• _What you need to do_:
A - According to the documentation excerpt, which provider supplies the Sentence Transformers dependency?
B - Decide whether each statement agrees with the documentation excerpt. Answer yes or no for each, and quote the words from the excerpt that decide it: (i) ChromaDB serves as a persistent vector store kept on local disk. (ii) The Google Gemini API is used only for embeddings. (iii) spaCy `en_core_web_sm` handles classifier feature extraction.
C - Pick up the documentation excerpt on dependencies and the data schema where it stops, and continue it.
Excerpt: Begin
External Dependencies

Dependency	Role	Provider
ChromaDB	Persistent vector store	Local disk
Google Gemini API	Embeddings + LLM generation	Google Cloud
LlamaCpp (GGUF model)	Local LLM fallback	Local CPU
Sentence Transformers	Classifier feature extraction	HuggingFace Hub
spaCy `en_core_web_sm`	POS tagging / lemmatization	Local

3. Schema & Data Model

Source JSON Format

Source data files (e.g. computer_eng.json) follow this schema:

{
  "id": "computer-engineering-department",
  "name": "Computer Engineering Department",
  "source": "https://www.vgecg.ac.in/department.php?dept=3",
  "category": "computer_eng",
  "type": "department",
  "created_date": "2026-02-19",
  "content": {
    "<topic_key>": {
      "list": ["item 1", "item 2", "..."],
      "details": "Paragraph describing the topic."
Excerpt: End
Dataset: Begin
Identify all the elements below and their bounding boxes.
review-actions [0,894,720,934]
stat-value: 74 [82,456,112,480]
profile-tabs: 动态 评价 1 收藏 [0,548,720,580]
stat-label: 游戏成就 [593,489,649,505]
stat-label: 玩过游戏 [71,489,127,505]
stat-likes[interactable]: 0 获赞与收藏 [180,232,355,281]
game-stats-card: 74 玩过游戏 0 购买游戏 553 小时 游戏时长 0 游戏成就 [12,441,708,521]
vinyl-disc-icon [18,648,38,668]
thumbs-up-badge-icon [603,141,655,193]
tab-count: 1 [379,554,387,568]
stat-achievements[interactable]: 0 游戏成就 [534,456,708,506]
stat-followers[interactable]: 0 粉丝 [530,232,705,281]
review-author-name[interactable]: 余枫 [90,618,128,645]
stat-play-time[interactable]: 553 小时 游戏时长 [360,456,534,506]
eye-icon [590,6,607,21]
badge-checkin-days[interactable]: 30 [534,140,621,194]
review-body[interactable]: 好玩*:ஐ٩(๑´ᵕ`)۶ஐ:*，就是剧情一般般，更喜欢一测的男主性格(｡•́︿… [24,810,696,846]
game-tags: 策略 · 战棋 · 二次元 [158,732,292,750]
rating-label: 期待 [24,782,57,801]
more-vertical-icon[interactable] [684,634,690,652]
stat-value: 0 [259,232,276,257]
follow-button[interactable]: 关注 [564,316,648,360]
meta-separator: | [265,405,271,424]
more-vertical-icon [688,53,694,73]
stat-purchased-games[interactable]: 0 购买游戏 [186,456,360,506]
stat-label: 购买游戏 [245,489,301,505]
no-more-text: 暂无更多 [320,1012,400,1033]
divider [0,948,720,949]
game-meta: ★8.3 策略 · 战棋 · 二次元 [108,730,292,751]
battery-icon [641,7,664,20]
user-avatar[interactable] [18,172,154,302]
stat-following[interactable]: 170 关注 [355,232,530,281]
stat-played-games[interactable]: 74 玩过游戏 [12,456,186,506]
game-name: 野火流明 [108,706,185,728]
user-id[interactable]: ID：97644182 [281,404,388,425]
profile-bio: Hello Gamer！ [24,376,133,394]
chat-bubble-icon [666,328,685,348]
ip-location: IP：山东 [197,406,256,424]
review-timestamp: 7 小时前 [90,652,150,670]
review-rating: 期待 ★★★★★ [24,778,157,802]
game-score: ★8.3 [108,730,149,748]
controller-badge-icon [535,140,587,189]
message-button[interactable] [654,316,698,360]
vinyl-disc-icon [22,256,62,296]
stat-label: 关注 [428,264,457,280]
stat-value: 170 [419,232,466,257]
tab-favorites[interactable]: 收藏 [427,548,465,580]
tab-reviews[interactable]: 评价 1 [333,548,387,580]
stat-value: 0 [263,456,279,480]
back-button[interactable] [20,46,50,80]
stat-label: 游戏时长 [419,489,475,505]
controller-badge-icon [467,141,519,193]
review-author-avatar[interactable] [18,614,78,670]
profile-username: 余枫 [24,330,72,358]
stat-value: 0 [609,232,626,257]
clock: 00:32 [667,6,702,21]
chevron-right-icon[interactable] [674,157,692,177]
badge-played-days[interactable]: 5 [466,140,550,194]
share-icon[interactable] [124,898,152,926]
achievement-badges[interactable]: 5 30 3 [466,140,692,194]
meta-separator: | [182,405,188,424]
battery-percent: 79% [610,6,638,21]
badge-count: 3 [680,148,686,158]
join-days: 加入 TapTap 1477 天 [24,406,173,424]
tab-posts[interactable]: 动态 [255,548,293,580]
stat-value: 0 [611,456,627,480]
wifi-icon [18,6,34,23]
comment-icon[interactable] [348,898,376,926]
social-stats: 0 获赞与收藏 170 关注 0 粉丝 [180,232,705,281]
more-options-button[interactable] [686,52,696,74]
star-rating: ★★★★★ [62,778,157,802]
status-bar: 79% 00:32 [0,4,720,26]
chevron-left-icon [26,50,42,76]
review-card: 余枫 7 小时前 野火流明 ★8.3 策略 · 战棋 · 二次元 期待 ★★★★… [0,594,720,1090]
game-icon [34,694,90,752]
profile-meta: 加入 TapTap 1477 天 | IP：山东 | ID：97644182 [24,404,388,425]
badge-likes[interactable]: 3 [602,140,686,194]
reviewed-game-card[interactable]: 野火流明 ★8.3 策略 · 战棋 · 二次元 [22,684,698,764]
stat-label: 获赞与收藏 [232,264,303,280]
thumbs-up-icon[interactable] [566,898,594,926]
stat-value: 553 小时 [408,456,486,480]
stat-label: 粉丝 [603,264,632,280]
Dataset: End
• _Replies_:
A - HuggingFace Hub.

B -
(i) Yes: "Persistent vector store" and "Local disk"
(ii) No: "Embeddings + LLM generation"
(iii) No: "POS tagging / lemmatization"

C -
    }
  }
}

Top-level fields:

Field	Type	Description
`id`	string	Unique document identifier
`name`	string	Human-readable institution/department name
`source`	string	Authoritative URL
`category`	string	Department slug (e.g. `computer_eng`)
`type`	string	Document type (e.g. `department`)
`created_date`	string (ISO)	Data creation date
`content`	object	Topic map; each key = a topic

Chunk Metadata Schema (stored in ChromaDB)

Every vector chunk stored in Chroma carries the following metadata:

Field	Type	Source
`id`	string (UUID)	Auto-generated
`title`	string	Document name / topic key
`source`	string	Source URL
`source_file`	string	Filename (e.g. `computer_eng.json`)
`type`	string	Taxonomy level 1 (e.g. `department`)
`category`	string	Taxonomy level 2 (e.g. `computer_eng`)
`topic`	string	Taxonomy level 3 (e.g. `faculty`)
`intent`	string	Chunk intent: `list`, `detail`, or `count`
`chunk_index`	int	Sequential index within file
`created_date`	string (ISO)	Ingestion timestamp
`updated_at`	string (ISO)	Last modification timestamp
`ext`	string	Source file extension (`json`, `pdf`, `md`, `txt`)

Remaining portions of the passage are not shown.